- REQUIRED TASK -
Write out all of the records precisely. Skip anything that is a picture.

begin GIVEN DATA

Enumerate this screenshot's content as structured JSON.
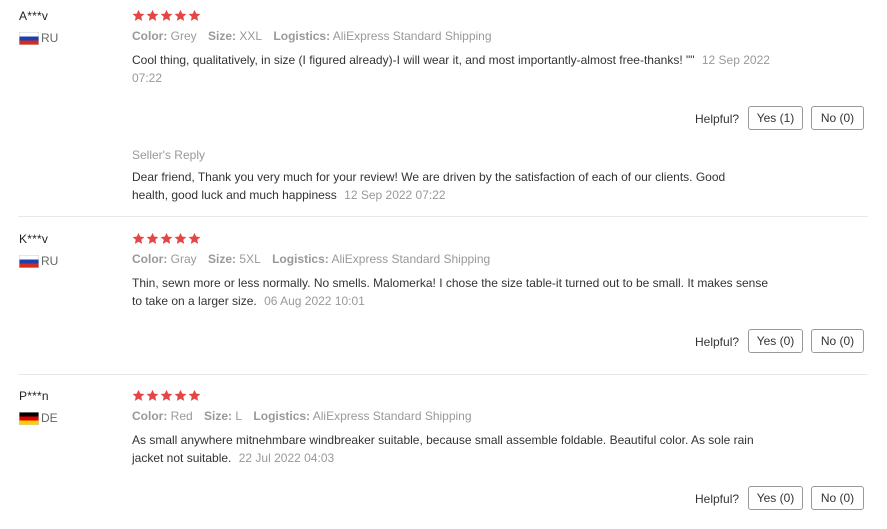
{
  "labels": {
    "color": "Color:",
    "size": "Size:",
    "logistics": "Logistics:",
    "helpful": "Helpful?",
    "seller_reply": "Seller's Reply"
  },
  "colors": {
    "star": "#e64545",
    "flag_ru": [
      "#ffffff",
      "#1c3fb3",
      "#d52b1e"
    ],
    "flag_de": [
      "#000000",
      "#dd0000",
      "#ffce00"
    ]
  },
  "reviews": [
    {
      "user": "A***v",
      "country": "RU",
      "rating": 5,
      "color": "Grey",
      "size": "XXL",
      "logistics": "AliExpress Standard Shipping",
      "text": "Cool thing, qualitatively, in size (I figured already)-I will wear it, and most importantly-almost free-thanks! \"\"",
      "time": "12 Sep 2022 07:22",
      "yes": "Yes (1)",
      "no": "No (0)",
      "seller_reply": {
        "text": "Dear friend, Thank you very much for your review! We are driven by the satisfaction of each of our clients. Good health, good luck and much happiness",
        "time": "12 Sep 2022 07:22"
      }
    },
    {
      "user": "K***v",
      "country": "RU",
      "rating": 5,
      "color": "Gray",
      "size": "5XL",
      "logistics": "AliExpress Standard Shipping",
      "text": "Thin, sewn more or less normally. No smells. Malomerka! I chose the size table-it turned out to be small. It makes sense to take on a larger size.",
      "time": "06 Aug 2022 10:01",
      "yes": "Yes (0)",
      "no": "No (0)"
    },
    {
      "user": "P***n",
      "country": "DE",
      "rating": 5,
      "color": "Red",
      "size": "L",
      "logistics": "AliExpress Standard Shipping",
      "text": "As small anywhere mitnehmbare windbreaker suitable, because small assemble foldable. Beautiful color. As sole rain jacket not suitable.",
      "time": "22 Jul 2022 04:03",
      "yes": "Yes (0)",
      "no": "No (0)"
    }
  ]
}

end GIVEN DATA

- SOLUTION -
Enumerate this screenshot's content as structured JSON.
{
  "labels": {
    "color": "Color:",
    "size": "Size:",
    "logistics": "Logistics:",
    "helpful": "Helpful?",
    "seller_reply": "Seller's Reply"
  },
  "colors": {
    "star": "#e64545",
    "flag_ru": [
      "#ffffff",
      "#1c3fb3",
      "#d52b1e"
    ],
    "flag_de": [
      "#000000",
      "#dd0000",
      "#ffce00"
    ]
  },
  "reviews": [
    {
      "user": "A***v",
      "country": "RU",
      "rating": 5,
      "color": "Grey",
      "size": "XXL",
      "logistics": "AliExpress Standard Shipping",
      "text": "Cool thing, qualitatively, in size (I figured already)-I will wear it, and most importantly-almost free-thanks! \"\"",
      "time": "12 Sep 2022 07:22",
      "yes": "Yes (1)",
      "no": "No (0)",
      "seller_reply": {
        "text": "Dear friend, Thank you very much for your review! We are driven by the satisfaction of each of our clients. Good health, good luck and much happiness",
        "time": "12 Sep 2022 07:22"
      }
    },
    {
      "user": "K***v",
      "country": "RU",
      "rating": 5,
      "color": "Gray",
      "size": "5XL",
      "logistics": "AliExpress Standard Shipping",
      "text": "Thin, sewn more or less normally. No smells. Malomerka! I chose the size table-it turned out to be small. It makes sense to take on a larger size.",
      "time": "06 Aug 2022 10:01",
      "yes": "Yes (0)",
      "no": "No (0)"
    },
    {
      "user": "P***n",
      "country": "DE",
      "rating": 5,
      "color": "Red",
      "size": "L",
      "logistics": "AliExpress Standard Shipping",
      "text": "As small anywhere mitnehmbare windbreaker suitable, because small assemble foldable. Beautiful color. As sole rain jacket not suitable.",
      "time": "22 Jul 2022 04:03",
      "yes": "Yes (0)",
      "no": "No (0)"
    }
  ]
}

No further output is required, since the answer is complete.